[Your instructions]
Identify all lines in the data containing the string "laidą". Copy them out.

[Supplied entries]
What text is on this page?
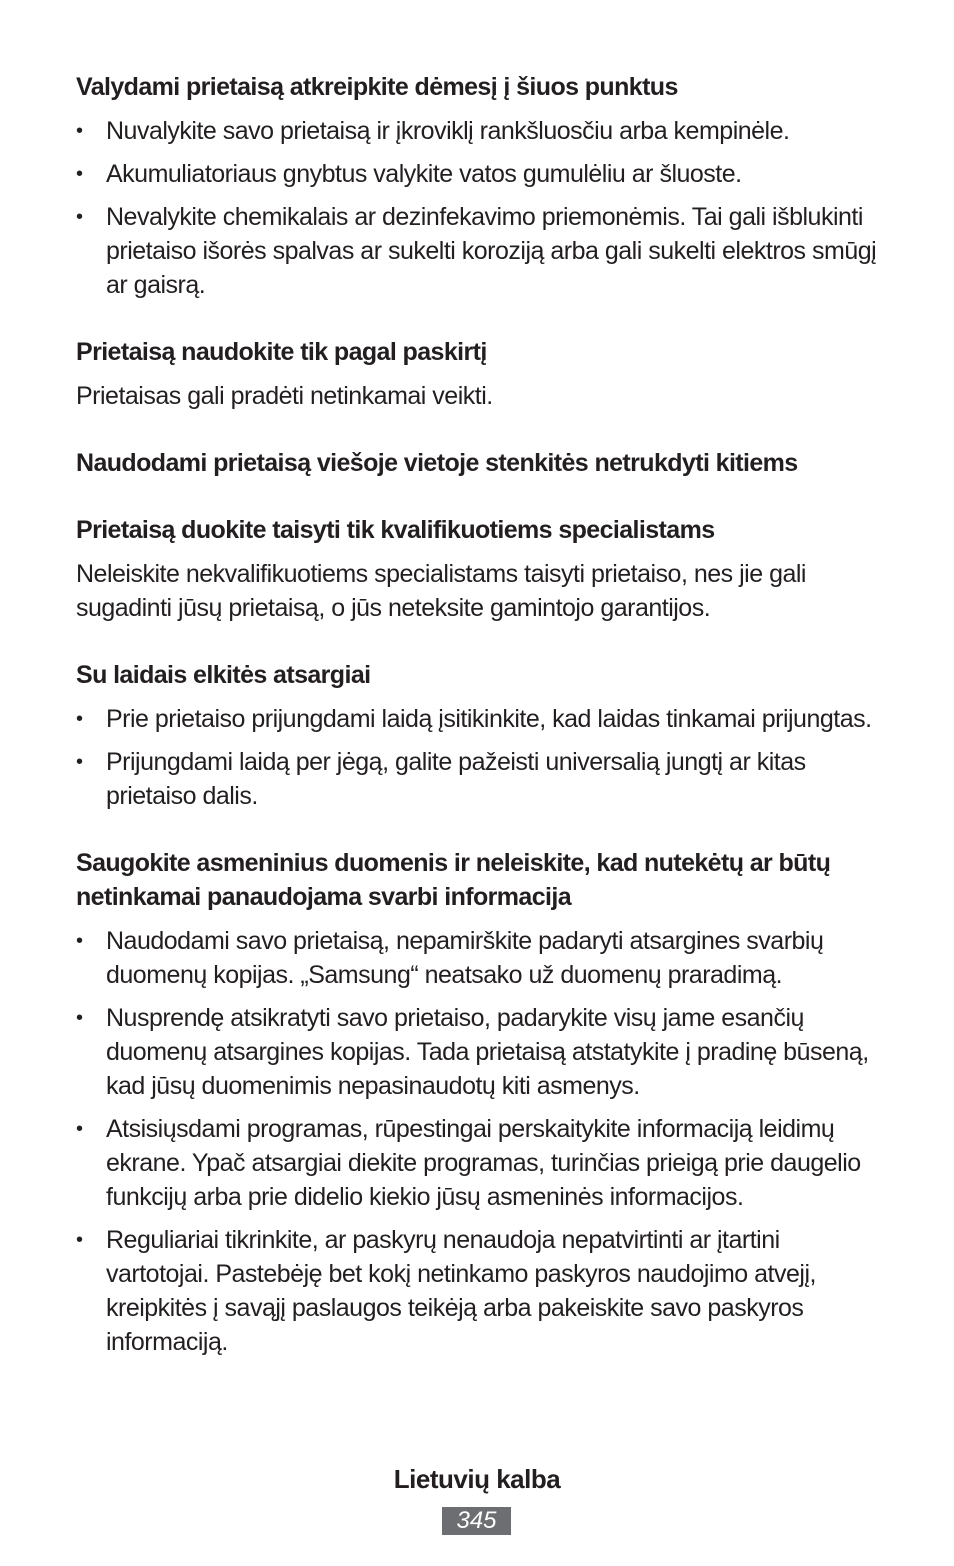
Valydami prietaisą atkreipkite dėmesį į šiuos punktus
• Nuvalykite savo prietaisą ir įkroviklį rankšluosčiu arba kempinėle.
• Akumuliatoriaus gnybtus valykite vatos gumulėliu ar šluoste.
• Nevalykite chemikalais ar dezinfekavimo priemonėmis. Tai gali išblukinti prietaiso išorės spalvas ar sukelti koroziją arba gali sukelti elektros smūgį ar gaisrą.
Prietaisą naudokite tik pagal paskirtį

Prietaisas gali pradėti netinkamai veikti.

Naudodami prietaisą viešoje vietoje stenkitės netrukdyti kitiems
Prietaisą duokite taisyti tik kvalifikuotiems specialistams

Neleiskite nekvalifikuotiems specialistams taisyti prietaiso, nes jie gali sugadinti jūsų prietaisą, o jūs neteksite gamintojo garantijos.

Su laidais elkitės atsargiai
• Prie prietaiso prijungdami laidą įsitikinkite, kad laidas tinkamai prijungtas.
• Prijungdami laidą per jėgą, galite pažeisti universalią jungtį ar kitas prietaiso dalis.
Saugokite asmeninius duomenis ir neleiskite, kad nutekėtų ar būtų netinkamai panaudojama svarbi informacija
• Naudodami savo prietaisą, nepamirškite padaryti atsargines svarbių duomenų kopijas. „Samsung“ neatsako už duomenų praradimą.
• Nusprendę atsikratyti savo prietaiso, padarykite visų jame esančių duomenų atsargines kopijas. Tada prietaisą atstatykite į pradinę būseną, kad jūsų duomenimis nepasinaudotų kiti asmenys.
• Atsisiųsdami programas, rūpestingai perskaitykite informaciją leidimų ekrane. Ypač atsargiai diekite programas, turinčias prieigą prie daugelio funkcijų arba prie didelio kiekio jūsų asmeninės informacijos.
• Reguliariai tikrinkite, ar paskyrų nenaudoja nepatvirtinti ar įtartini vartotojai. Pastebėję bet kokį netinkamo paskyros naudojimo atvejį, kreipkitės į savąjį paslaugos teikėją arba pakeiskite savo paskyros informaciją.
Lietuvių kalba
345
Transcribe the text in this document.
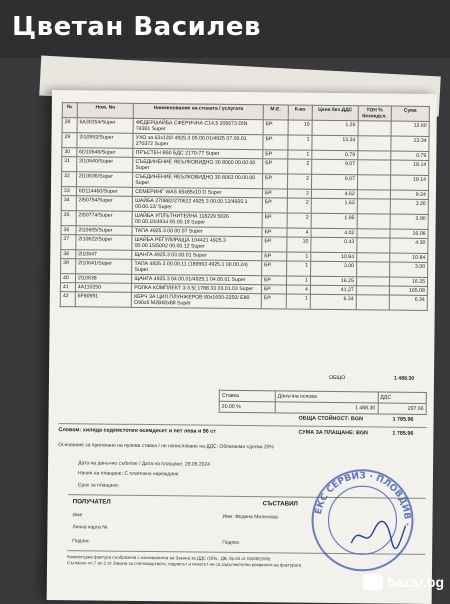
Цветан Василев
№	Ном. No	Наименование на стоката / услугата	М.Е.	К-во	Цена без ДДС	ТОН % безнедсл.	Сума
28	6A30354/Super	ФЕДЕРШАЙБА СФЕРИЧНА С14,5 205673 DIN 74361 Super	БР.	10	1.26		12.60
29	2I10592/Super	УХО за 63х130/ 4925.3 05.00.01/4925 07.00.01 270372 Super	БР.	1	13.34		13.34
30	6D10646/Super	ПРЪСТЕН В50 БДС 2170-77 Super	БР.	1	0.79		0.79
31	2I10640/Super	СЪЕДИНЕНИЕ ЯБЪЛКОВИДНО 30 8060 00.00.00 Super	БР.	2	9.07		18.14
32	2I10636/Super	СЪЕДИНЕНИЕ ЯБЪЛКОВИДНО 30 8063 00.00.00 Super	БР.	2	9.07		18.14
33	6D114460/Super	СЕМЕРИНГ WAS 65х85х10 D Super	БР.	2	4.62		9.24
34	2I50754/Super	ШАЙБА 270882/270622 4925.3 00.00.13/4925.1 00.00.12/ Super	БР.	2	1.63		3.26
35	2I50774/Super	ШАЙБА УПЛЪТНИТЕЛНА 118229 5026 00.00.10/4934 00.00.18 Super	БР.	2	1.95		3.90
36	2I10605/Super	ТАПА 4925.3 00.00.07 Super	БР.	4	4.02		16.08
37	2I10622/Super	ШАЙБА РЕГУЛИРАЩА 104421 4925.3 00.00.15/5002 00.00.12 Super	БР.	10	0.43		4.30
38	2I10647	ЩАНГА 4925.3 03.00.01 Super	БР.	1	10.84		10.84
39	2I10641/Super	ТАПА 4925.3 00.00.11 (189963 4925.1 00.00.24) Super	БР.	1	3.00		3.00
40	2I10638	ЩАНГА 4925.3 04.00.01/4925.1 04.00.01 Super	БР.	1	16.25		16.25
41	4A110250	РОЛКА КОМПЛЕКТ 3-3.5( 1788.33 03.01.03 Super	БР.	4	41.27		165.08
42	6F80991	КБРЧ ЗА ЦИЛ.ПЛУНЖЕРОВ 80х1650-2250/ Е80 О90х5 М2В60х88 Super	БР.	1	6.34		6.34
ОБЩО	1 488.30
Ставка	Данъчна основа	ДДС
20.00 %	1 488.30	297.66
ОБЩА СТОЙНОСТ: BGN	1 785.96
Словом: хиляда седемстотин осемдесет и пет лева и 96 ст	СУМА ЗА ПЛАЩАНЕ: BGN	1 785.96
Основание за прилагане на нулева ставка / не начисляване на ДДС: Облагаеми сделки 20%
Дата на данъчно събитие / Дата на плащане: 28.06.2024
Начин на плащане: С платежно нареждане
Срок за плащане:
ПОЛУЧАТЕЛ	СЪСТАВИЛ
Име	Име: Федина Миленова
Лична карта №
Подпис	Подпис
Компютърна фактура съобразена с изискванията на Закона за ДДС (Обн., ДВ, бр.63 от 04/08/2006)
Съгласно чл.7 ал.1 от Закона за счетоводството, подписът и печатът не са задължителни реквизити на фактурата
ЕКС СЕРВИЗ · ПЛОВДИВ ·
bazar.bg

[Written answer]
• Prie prietaiso prijungdami laidą įsitikinkite, kad laidas tinkamai prijungtas.
• Prijungdami laidą per jėgą, galite pažeisti universalią jungtį ar kitas prietaiso dalis.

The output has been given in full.